- [Instruction]:
Copy all the data exactly, except the pictures.

- [Stored data]:
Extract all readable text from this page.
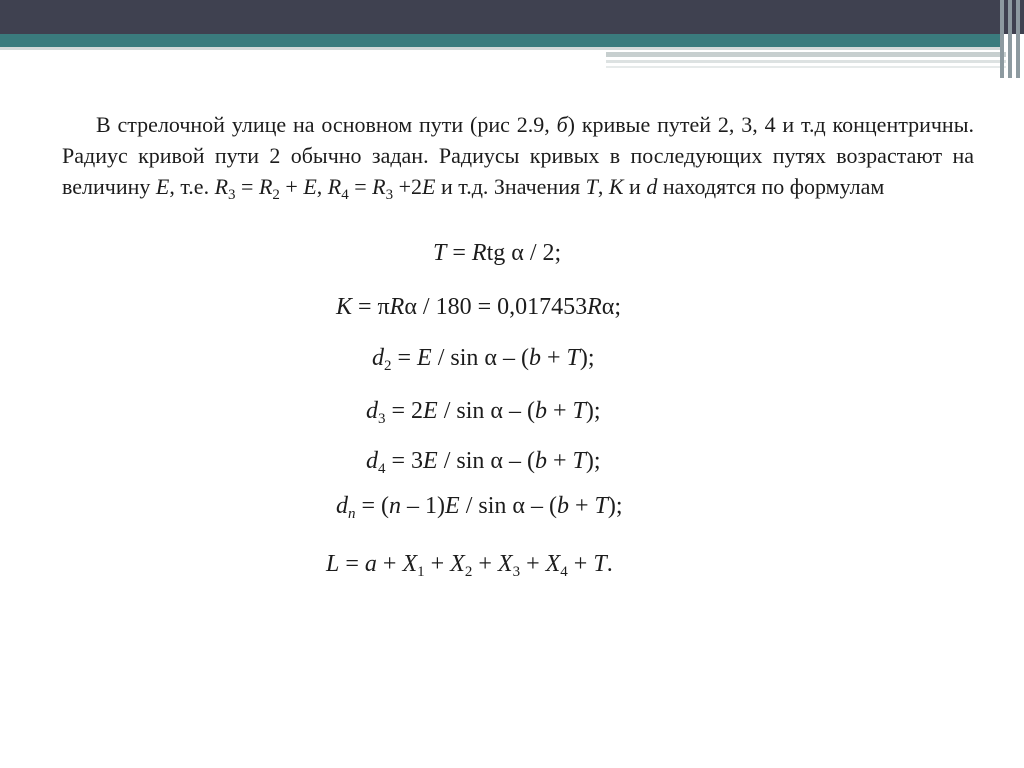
В стрелочной улице на основном пути (рис 2.9, б) кривые путей 2, 3, 4 и т.д концентричны. Радиус кривой пути 2 обычно задан. Радиусы кривых в последующих путях возрастают на величину E, т.е. $R_3 = R_2 + E$, $R_4 = R_3 +2E$ и т.д. Значения T, K и d находятся по формулам
T = Rtg α / 2;
K = πRα / 180 = 0,017453Rα;
$d_2 = E / \sin \alpha - (b + T)$;
$d_3 = 2E / \sin \alpha - (b + T)$;
$d_4 = 3E / \sin \alpha - (b + T)$;
$d_n = (n - 1)E / \sin \alpha - (b + T)$;
$L = a + X_1 + X_2 + X_3 + X_4 + T$.
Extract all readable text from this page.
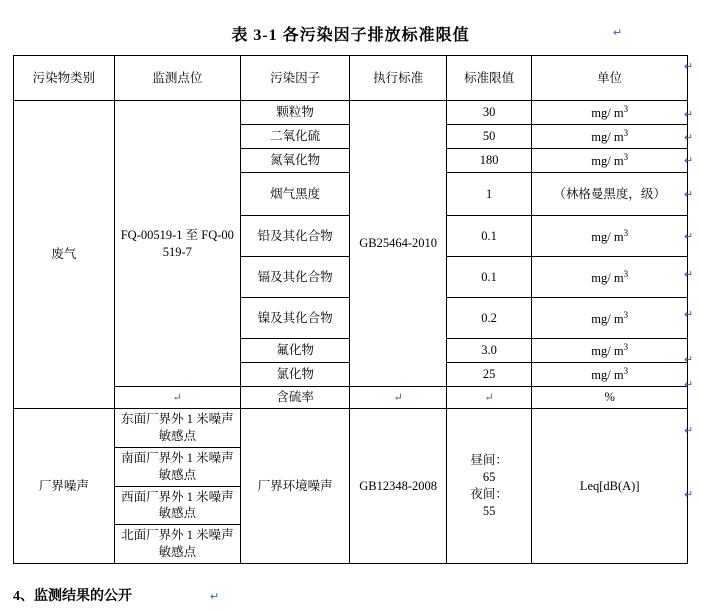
表 3-1 各污染因子排放标准限值	↵
污染物类别	监测点位	污染因子	执行标准	标准限值	单位
废气	FQ-00519-1 至 FQ-00519-7	颗粒物	GB25464-2010	30	mg/ $m^3$
		二氧化硫		50	mg/ $m^3$
		氮氧化物		180	mg/ $m^3$
		烟气黑度		1	（林格曼黑度，级）
		铅及其化合物		0.1	mg/ $m^3$
		镉及其化合物		0.1	mg/ $m^3$
		镍及其化合物		0.2	mg/ $m^3$
		氟化物		3.0	mg/ $m^3$
		氯化物		25	mg/ $m^3$
	↵	含硫率	↵	↵	%
厂界噪声	东面厂界外 1 米噪声敏感点	厂界环境噪声	GB12348-2008	昼间：
65
夜间：
55	Leq[dB(A)]
	南面厂界外 1 米噪声敏感点				
	西面厂界外 1 米噪声敏感点				
	北面厂界外 1 米噪声敏感点				
↵
↵
↵
↵
↵
↵
↵
↵
↵
↵
↵
↵
4、监测结果的公开	↵
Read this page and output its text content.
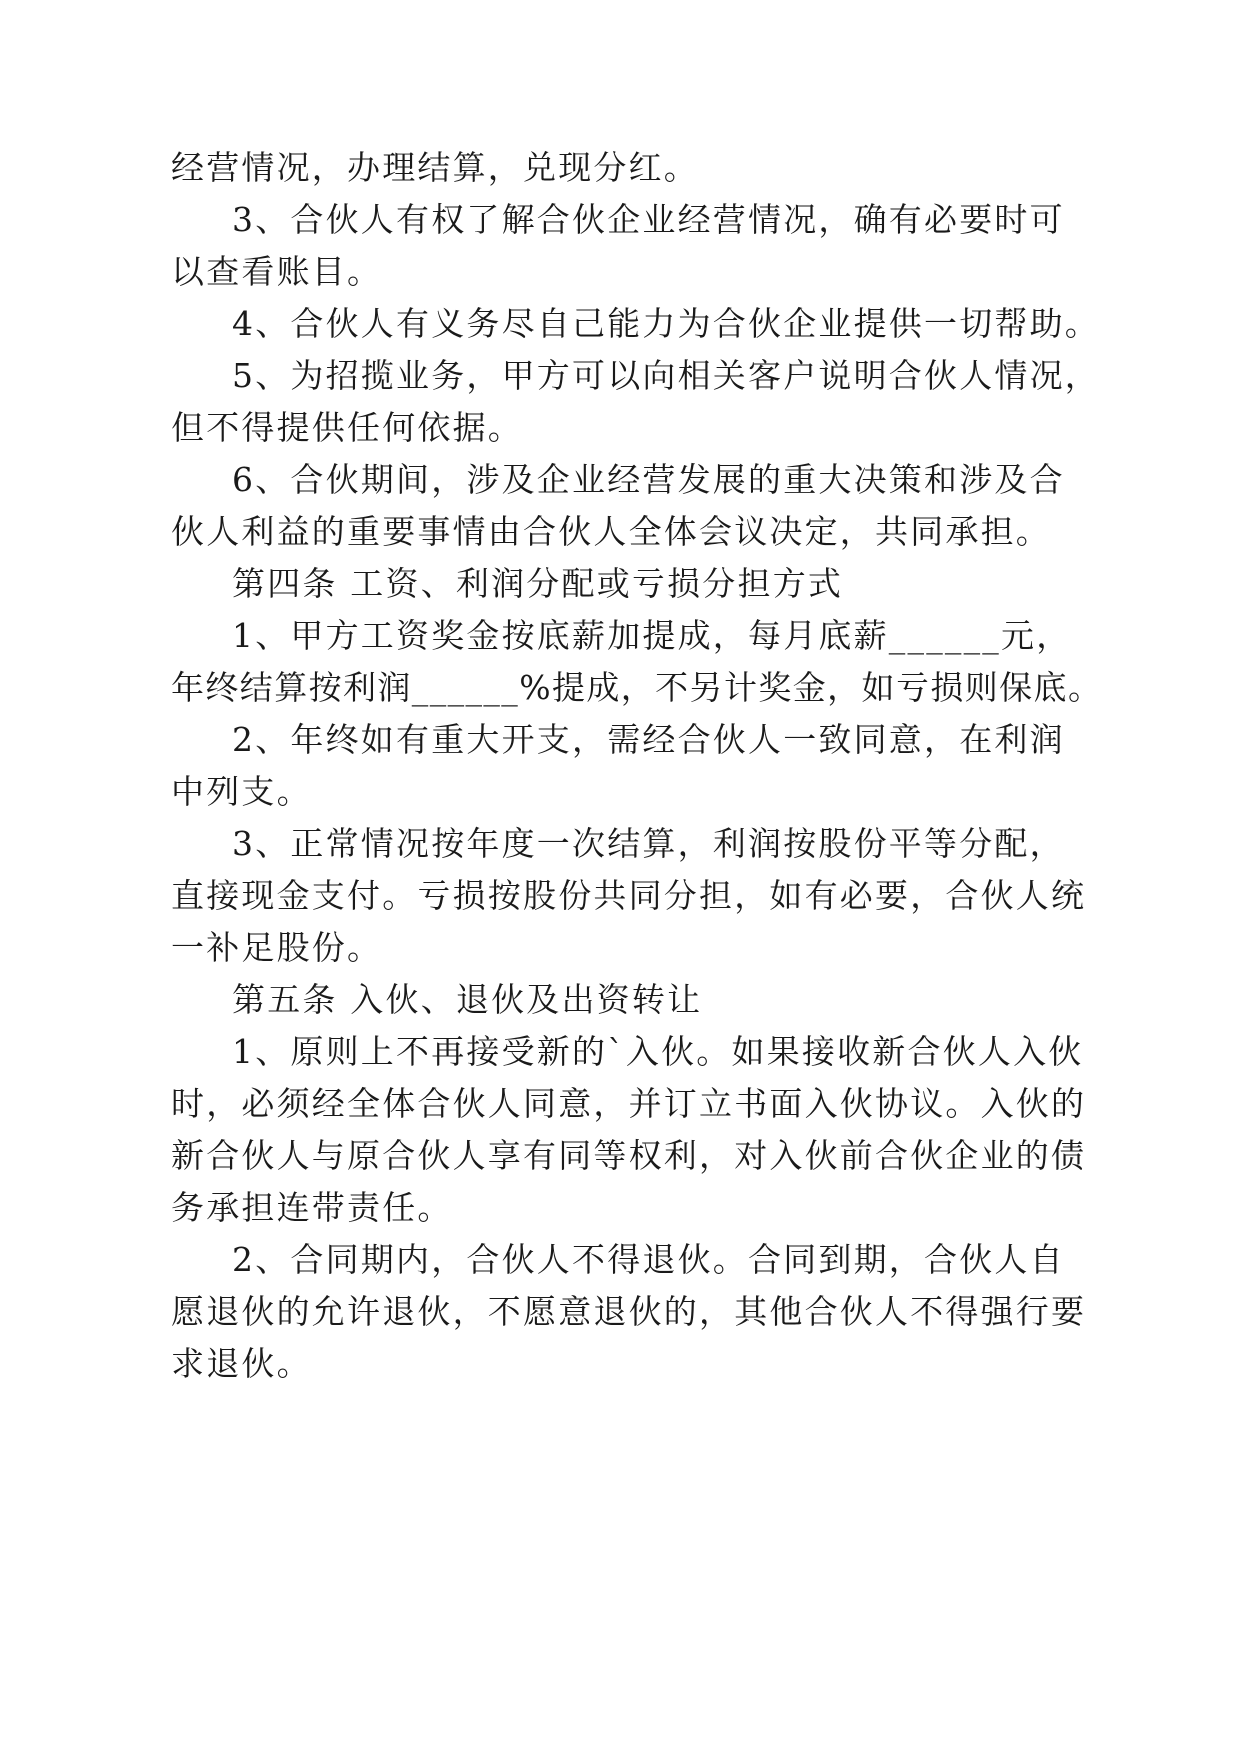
经营情况，办理结算，兑现分红。

3、合伙人有权了解合伙企业经营情况，确有必要时可

以查看账目。

4、合伙人有义务尽自己能力为合伙企业提供一切帮助。

5、为招揽业务，甲方可以向相关客户说明合伙人情况，

但不得提供任何依据。

6、合伙期间，涉及企业经营发展的重大决策和涉及合

伙人利益的重要事情由合伙人全体会议决定，共同承担。

第四条 工资、利润分配或亏损分担方式

1、甲方工资奖金按底薪加提成，每月底薪______元，

年终结算按利润______%提成，不另计奖金，如亏损则保底。

2、年终如有重大开支，需经合伙人一致同意，在利润

中列支。

3、正常情况按年度一次结算，利润按股份平等分配，

直接现金支付。亏损按股份共同分担，如有必要，合伙人统

一补足股份。

第五条 入伙、退伙及出资转让

1、原则上不再接受新的`入伙。如果接收新合伙人入伙

时，必须经全体合伙人同意，并订立书面入伙协议。入伙的

新合伙人与原合伙人享有同等权利，对入伙前合伙企业的债

务承担连带责任。

2、合同期内，合伙人不得退伙。合同到期，合伙人自

愿退伙的允许退伙，不愿意退伙的，其他合伙人不得强行要

求退伙。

- [Output]:
Extract all readable text from this page.
В стрелочной улице на основном пути (рис 2.9, б) кривые путей 2, 3, 4 и т.д концентричны. Радиус кривой пути 2 обычно задан. Радиусы кривых в последующих путях возрастают на величину E, т.е. $R_3 = R_2 + E$, $R_4 = R_3 +2E$ и т.д. Значения T, K и d находятся по формулам
T = Rtg α / 2;
K = πRα / 180 = 0,017453Rα;
$d_2 = E / \sin \alpha - (b + T)$;
$d_3 = 2E / \sin \alpha - (b + T)$;
$d_4 = 3E / \sin \alpha - (b + T)$;
$d_n = (n - 1)E / \sin \alpha - (b + T)$;
$L = a + X_1 + X_2 + X_3 + X_4 + T$.
Extract all readable text from this page.
表 3-1 各污染因子排放标准限值	↵
污染物类别	监测点位	污染因子	执行标准	标准限值	单位
废气	FQ-00519-1 至 FQ-00519-7	颗粒物	GB25464-2010	30	mg/ $m^3$
		二氧化硫		50	mg/ $m^3$
		氮氧化物		180	mg/ $m^3$
		烟气黑度		1	（林格曼黑度，级）
		铅及其化合物		0.1	mg/ $m^3$
		镉及其化合物		0.1	mg/ $m^3$
		镍及其化合物		0.2	mg/ $m^3$
		氟化物		3.0	mg/ $m^3$
		氯化物		25	mg/ $m^3$
	↵	含硫率	↵	↵	%
厂界噪声	东面厂界外 1 米噪声敏感点	厂界环境噪声	GB12348-2008	昼间：
65
夜间：
55	Leq[dB(A)]
	南面厂界外 1 米噪声敏感点				
	西面厂界外 1 米噪声敏感点				
	北面厂界外 1 米噪声敏感点				
↵
↵
↵
↵
↵
↵
↵
↵
↵
↵
↵
↵
4、监测结果的公开	↵
Read this page and output its text content.
经营情况，办理结算，兑现分红。

3、合伙人有权了解合伙企业经营情况，确有必要时可

以查看账目。

4、合伙人有义务尽自己能力为合伙企业提供一切帮助。

5、为招揽业务，甲方可以向相关客户说明合伙人情况，

但不得提供任何依据。

6、合伙期间，涉及企业经营发展的重大决策和涉及合

伙人利益的重要事情由合伙人全体会议决定，共同承担。

第四条 工资、利润分配或亏损分担方式

1、甲方工资奖金按底薪加提成，每月底薪______元，

年终结算按利润______%提成，不另计奖金，如亏损则保底。

2、年终如有重大开支，需经合伙人一致同意，在利润

中列支。

3、正常情况按年度一次结算，利润按股份平等分配，

直接现金支付。亏损按股份共同分担，如有必要，合伙人统

一补足股份。

第五条 入伙、退伙及出资转让

1、原则上不再接受新的`入伙。如果接收新合伙人入伙

时，必须经全体合伙人同意，并订立书面入伙协议。入伙的

新合伙人与原合伙人享有同等权利，对入伙前合伙企业的债

务承担连带责任。

2、合同期内，合伙人不得退伙。合同到期，合伙人自

愿退伙的允许退伙，不愿意退伙的，其他合伙人不得强行要

求退伙。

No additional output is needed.